Work to be completed: Spot each line in the records below where the word "that" occurs, then copy it.

Task material:
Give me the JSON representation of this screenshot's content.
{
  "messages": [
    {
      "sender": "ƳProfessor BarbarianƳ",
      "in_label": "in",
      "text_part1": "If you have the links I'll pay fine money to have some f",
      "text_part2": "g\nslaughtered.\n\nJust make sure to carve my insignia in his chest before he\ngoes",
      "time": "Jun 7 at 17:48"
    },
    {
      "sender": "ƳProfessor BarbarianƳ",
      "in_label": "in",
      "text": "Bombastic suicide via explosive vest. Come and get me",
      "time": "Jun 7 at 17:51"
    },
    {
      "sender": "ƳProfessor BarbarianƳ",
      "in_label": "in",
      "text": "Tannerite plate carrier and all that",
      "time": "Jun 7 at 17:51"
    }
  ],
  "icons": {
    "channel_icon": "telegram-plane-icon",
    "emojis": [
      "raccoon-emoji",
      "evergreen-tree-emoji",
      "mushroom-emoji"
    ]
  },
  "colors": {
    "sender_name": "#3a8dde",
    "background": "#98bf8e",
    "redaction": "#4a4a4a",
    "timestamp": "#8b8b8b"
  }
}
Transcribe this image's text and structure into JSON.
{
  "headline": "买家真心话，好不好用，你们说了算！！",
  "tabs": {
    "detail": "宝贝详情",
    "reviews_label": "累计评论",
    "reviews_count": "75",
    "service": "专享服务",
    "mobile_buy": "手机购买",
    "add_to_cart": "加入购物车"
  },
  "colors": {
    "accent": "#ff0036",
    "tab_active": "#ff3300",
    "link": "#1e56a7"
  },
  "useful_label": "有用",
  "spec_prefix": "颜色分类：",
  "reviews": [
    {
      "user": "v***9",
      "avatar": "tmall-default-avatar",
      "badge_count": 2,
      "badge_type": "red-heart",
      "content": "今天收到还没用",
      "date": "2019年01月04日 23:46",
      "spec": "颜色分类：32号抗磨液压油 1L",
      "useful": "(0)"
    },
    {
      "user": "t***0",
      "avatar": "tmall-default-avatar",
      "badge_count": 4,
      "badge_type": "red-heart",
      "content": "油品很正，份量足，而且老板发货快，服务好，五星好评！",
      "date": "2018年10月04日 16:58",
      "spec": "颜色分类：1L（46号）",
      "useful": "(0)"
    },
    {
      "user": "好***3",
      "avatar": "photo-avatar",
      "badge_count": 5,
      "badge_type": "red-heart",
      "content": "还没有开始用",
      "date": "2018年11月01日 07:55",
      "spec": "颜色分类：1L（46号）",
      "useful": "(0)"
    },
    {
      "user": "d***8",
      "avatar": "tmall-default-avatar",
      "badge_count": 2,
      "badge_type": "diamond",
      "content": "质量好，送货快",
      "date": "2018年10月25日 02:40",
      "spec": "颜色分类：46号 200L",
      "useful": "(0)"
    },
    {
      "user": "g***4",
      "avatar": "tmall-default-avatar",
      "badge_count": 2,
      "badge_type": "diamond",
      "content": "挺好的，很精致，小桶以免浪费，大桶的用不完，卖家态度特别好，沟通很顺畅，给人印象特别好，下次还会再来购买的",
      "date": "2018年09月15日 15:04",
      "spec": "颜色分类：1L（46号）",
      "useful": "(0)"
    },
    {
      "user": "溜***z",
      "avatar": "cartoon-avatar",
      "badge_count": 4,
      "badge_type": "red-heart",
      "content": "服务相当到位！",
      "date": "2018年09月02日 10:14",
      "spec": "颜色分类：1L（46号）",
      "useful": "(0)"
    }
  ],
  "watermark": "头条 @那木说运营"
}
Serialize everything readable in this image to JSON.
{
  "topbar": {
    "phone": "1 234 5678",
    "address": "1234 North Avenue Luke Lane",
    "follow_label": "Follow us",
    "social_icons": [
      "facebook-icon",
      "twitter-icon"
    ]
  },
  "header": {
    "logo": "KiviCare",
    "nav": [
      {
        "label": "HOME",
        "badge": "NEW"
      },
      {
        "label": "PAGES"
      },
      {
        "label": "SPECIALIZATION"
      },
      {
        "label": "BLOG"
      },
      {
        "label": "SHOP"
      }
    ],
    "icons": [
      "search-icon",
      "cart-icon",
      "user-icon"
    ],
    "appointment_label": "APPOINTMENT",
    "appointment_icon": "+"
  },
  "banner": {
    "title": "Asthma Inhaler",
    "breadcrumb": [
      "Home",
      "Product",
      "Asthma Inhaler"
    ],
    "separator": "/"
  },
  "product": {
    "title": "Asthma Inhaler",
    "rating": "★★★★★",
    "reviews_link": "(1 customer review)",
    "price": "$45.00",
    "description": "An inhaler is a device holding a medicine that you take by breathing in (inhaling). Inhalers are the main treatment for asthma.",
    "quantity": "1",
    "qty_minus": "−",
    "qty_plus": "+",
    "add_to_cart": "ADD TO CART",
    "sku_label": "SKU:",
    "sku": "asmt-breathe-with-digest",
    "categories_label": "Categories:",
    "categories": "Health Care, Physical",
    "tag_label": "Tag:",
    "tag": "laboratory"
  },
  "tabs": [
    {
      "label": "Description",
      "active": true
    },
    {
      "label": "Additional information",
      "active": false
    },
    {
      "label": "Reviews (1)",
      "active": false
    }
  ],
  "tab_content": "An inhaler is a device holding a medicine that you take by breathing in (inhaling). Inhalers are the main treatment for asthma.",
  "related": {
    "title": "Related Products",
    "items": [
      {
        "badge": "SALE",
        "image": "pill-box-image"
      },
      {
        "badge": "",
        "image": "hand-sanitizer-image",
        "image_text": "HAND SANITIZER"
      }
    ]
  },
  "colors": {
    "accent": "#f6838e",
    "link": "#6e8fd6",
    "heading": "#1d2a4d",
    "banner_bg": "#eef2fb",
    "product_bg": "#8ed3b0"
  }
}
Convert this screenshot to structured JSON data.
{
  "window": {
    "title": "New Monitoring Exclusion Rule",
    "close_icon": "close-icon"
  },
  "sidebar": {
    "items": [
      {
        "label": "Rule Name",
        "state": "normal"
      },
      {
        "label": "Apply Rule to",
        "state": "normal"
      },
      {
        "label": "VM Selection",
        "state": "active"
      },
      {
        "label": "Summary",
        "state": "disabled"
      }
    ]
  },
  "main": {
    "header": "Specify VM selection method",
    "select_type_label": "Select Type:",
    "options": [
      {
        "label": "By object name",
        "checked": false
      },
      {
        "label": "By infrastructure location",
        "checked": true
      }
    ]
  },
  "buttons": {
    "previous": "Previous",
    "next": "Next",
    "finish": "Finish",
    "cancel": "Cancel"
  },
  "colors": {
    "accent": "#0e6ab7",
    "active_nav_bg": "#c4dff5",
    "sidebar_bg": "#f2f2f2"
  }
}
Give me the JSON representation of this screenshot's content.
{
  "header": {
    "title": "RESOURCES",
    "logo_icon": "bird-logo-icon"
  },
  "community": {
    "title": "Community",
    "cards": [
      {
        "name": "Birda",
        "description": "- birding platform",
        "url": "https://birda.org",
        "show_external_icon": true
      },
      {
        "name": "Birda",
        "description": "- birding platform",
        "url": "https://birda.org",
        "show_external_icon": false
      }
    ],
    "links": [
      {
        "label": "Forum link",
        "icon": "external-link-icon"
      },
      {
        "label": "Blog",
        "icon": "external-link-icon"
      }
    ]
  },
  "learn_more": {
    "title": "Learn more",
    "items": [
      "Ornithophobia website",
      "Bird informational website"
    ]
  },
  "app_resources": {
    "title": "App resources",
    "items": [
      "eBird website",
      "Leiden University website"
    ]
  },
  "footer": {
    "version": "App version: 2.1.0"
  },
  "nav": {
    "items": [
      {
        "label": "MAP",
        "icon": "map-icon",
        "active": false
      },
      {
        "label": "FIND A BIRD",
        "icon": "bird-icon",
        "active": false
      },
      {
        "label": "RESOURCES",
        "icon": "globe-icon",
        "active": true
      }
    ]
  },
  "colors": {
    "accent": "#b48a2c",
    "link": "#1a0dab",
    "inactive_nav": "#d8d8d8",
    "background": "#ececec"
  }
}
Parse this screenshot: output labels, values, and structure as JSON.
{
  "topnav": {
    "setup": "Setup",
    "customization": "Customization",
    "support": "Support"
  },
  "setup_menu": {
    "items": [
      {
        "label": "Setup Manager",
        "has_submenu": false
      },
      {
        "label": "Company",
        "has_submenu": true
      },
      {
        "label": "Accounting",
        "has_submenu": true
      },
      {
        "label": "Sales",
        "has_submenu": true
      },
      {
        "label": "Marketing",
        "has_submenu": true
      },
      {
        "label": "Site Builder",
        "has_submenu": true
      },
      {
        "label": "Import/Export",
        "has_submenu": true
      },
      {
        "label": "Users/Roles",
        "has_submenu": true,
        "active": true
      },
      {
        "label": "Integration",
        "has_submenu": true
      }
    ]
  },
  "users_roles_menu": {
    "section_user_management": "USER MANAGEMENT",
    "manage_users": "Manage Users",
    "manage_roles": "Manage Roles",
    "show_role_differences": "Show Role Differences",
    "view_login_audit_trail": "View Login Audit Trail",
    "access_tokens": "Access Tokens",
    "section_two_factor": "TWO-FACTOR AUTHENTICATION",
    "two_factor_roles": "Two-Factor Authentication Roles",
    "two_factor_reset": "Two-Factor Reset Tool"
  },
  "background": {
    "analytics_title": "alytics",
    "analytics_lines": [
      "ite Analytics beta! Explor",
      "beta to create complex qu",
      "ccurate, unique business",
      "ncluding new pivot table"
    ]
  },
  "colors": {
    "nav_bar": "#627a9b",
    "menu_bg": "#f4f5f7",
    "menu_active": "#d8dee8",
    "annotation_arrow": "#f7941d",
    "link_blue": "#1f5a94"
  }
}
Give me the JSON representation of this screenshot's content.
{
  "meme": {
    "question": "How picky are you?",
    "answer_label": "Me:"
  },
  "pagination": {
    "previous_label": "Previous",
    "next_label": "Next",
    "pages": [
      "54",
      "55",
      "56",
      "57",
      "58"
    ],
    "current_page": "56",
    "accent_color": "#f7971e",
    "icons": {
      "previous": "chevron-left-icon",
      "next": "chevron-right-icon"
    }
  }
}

Solution below:
      "text": "Tannerite plate carrier and all that",
    "description": "An inhaler is a device holding a medicine that you take by breathing in (inhaling). Inhalers are the main treatment for asthma.",
  "tab_content": "An inhaler is a device holding a medicine that you take by breathing in (inhaling). Inhalers are the main treatment for asthma.",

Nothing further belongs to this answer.